EXERCISE DETAILS: Extract all lines containing "Incêndios".

Entries with figure data:
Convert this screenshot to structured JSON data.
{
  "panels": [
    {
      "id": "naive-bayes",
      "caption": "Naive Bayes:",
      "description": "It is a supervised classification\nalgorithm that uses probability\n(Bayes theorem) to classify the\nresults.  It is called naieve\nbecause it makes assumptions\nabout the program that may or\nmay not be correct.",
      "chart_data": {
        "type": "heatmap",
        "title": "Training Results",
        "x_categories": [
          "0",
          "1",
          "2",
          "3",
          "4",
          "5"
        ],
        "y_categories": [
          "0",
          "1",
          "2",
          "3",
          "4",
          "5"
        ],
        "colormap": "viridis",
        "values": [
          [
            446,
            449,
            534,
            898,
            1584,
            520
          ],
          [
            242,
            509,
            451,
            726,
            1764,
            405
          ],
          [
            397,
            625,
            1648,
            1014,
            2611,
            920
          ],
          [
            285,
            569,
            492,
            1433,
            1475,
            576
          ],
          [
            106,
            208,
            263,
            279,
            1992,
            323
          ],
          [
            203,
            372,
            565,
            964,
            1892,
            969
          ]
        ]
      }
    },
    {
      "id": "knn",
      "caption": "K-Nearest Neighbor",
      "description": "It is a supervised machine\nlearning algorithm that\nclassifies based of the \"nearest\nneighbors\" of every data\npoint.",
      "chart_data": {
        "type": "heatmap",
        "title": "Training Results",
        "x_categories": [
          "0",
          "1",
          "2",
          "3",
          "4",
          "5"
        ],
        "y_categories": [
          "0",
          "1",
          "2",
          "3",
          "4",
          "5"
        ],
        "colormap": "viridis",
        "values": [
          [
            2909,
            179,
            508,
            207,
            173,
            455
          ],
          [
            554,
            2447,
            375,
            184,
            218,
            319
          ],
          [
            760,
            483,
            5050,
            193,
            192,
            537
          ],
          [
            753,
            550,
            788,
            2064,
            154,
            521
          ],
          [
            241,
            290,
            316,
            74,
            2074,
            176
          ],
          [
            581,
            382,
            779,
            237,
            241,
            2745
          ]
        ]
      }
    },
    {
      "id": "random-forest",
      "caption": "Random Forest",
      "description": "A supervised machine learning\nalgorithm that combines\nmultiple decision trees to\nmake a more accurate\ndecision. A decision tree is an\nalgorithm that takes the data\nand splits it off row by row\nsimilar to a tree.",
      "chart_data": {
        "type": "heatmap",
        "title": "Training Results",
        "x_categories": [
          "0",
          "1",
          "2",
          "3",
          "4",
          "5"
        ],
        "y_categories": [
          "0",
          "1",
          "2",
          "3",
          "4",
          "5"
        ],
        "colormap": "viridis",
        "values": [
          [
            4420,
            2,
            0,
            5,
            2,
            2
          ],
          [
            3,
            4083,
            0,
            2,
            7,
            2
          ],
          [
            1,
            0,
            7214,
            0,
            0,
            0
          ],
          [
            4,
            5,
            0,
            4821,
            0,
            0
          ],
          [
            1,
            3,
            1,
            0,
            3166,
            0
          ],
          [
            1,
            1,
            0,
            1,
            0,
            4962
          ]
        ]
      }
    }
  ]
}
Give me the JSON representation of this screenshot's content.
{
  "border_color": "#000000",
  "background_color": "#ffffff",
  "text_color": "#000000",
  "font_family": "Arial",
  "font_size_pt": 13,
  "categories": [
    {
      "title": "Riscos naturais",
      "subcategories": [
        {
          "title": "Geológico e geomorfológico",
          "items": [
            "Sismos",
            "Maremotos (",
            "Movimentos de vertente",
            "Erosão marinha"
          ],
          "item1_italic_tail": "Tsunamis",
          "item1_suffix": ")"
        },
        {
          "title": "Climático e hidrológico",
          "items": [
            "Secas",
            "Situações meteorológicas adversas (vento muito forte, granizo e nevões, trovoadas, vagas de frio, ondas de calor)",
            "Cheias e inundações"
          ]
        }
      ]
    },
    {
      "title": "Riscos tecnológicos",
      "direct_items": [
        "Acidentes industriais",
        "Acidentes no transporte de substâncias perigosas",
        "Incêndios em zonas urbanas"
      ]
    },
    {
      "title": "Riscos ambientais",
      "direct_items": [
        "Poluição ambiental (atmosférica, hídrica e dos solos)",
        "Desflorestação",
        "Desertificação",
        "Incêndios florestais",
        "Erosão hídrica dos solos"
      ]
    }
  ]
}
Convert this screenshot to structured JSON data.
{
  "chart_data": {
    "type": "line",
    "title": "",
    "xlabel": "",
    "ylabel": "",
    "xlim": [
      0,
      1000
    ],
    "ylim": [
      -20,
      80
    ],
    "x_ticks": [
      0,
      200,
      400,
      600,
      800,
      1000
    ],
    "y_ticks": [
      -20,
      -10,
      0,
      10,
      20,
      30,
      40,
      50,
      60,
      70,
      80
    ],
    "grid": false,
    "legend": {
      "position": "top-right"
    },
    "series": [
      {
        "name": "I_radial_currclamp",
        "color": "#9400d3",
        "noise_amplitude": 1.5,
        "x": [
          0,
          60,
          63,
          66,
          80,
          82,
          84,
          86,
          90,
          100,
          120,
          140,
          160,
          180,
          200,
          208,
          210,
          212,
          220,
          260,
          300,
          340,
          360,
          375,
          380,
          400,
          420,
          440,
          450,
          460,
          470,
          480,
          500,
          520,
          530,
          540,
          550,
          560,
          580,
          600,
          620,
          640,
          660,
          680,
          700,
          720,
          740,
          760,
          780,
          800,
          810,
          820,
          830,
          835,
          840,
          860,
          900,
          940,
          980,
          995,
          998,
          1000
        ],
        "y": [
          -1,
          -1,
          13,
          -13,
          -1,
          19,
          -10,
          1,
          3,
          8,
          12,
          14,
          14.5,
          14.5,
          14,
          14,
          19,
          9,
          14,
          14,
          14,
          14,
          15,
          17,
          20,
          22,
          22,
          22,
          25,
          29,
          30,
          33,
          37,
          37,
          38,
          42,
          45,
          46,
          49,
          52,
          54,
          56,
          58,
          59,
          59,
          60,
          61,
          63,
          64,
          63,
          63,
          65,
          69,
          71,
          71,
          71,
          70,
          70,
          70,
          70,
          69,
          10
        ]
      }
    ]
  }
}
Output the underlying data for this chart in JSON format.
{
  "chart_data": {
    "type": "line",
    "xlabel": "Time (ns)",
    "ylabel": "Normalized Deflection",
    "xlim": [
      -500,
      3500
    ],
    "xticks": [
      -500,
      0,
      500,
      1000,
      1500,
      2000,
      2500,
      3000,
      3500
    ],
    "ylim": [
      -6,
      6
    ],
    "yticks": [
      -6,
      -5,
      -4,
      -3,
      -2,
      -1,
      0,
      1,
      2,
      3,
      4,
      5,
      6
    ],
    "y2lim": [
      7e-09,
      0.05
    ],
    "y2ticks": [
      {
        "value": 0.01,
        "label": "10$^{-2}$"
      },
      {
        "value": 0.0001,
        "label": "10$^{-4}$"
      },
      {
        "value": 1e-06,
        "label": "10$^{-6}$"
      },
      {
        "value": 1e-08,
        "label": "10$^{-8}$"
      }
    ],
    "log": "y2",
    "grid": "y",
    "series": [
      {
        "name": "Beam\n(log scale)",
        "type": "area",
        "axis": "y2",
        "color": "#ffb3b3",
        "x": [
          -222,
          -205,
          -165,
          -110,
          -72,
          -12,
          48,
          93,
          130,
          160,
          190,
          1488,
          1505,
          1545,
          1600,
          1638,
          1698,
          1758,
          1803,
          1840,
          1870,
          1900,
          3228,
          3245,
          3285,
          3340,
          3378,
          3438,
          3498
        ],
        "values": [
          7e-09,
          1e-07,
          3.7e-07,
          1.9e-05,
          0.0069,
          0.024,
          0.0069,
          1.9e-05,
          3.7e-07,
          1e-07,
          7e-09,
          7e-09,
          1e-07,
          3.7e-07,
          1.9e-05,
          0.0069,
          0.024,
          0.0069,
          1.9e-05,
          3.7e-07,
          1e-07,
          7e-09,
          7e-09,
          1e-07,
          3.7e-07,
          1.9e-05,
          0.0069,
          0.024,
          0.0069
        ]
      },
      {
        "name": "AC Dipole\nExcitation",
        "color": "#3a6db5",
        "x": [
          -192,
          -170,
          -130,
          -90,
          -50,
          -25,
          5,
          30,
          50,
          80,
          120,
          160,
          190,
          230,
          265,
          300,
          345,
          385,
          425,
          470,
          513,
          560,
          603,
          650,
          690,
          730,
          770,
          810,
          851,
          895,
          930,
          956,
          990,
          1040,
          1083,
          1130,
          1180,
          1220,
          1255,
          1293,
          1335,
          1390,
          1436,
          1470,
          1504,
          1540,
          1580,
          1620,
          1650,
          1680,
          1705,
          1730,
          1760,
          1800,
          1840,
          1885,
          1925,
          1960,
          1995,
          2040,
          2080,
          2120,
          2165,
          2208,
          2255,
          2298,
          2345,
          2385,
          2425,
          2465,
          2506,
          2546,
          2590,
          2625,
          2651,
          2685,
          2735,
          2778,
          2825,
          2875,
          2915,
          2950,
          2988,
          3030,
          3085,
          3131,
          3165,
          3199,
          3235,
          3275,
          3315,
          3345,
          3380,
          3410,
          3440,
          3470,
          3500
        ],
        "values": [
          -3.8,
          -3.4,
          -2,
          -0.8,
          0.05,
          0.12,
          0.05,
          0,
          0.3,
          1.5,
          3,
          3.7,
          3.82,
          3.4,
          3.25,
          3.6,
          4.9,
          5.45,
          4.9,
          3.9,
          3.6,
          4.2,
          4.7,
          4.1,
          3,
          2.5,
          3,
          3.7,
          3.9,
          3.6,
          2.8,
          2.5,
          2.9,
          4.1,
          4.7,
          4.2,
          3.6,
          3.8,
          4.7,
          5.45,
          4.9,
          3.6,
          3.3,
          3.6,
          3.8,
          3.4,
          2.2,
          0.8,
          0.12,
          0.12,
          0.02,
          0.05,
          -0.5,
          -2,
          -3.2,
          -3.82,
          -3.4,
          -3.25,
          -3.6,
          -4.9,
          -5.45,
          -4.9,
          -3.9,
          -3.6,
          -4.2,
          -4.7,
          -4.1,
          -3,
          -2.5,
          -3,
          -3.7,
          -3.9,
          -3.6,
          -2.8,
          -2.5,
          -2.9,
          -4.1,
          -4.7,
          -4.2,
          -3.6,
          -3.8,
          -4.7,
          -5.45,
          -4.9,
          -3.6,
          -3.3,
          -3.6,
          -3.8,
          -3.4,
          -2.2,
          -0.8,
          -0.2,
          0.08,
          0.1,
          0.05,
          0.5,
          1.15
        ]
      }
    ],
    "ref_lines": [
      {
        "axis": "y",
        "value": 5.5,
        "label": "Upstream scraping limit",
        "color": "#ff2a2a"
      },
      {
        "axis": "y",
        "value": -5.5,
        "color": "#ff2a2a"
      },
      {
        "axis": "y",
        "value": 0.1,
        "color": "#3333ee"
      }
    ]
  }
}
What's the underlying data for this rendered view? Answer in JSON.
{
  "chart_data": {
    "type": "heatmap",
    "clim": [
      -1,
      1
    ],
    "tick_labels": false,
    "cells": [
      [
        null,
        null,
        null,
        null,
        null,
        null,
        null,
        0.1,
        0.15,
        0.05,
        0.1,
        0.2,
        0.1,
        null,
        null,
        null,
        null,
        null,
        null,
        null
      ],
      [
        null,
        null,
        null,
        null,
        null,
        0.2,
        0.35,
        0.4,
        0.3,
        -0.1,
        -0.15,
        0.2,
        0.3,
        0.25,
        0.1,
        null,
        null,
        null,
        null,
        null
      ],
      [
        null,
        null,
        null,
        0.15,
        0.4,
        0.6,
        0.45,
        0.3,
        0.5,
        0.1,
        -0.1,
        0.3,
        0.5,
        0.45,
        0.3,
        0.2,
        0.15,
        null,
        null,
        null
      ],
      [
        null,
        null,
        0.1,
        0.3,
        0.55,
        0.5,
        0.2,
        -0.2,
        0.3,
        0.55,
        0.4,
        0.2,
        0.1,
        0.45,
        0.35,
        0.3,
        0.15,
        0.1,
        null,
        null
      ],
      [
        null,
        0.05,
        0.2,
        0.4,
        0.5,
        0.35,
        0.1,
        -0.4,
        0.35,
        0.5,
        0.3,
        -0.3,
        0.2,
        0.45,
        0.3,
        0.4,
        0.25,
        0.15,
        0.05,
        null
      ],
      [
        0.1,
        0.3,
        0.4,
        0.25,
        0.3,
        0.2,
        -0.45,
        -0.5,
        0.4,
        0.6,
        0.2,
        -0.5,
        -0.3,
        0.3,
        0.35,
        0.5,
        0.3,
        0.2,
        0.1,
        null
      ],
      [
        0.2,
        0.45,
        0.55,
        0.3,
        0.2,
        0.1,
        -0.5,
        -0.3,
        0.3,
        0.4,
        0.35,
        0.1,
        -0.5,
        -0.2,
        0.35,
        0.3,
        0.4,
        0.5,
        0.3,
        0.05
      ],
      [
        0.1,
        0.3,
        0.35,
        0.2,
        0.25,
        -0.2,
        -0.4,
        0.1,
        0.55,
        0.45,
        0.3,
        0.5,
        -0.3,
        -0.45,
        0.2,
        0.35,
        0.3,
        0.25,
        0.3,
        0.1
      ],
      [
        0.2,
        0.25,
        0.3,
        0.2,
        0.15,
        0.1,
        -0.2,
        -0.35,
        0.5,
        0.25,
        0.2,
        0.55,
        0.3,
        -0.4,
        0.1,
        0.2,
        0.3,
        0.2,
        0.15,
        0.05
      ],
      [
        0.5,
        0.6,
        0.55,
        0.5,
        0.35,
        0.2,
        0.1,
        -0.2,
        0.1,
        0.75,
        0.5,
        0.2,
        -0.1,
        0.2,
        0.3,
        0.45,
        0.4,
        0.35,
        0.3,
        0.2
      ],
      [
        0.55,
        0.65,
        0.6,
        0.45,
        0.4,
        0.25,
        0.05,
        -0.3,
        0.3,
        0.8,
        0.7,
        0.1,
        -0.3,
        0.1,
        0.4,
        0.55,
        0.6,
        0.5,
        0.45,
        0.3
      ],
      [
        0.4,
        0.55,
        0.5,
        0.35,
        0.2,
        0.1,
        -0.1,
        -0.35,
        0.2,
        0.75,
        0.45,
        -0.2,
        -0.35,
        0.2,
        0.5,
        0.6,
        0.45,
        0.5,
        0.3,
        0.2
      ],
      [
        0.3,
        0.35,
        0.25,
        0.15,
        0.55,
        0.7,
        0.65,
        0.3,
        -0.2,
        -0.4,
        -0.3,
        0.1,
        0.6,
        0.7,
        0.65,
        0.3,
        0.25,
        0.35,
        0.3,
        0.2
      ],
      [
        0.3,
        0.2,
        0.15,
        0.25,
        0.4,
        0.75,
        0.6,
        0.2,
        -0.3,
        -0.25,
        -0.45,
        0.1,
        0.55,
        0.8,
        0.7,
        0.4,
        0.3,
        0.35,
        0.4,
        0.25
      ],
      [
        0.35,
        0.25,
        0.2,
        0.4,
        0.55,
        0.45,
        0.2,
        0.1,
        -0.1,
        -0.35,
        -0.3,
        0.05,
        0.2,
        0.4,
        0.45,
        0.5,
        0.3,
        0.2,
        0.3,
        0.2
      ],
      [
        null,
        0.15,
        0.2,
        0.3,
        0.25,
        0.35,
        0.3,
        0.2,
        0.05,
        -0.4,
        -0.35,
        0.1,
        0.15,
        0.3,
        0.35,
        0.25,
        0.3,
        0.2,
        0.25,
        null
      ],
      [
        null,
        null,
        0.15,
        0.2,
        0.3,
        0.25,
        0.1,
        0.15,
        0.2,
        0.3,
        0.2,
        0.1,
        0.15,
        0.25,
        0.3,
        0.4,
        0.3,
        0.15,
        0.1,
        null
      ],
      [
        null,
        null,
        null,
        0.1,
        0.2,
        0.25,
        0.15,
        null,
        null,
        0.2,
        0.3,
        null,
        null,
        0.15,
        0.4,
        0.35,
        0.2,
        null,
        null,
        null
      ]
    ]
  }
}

RIGHT ANSWER:
        "Incêndios em zonas urbanas"
        "Incêndios florestais",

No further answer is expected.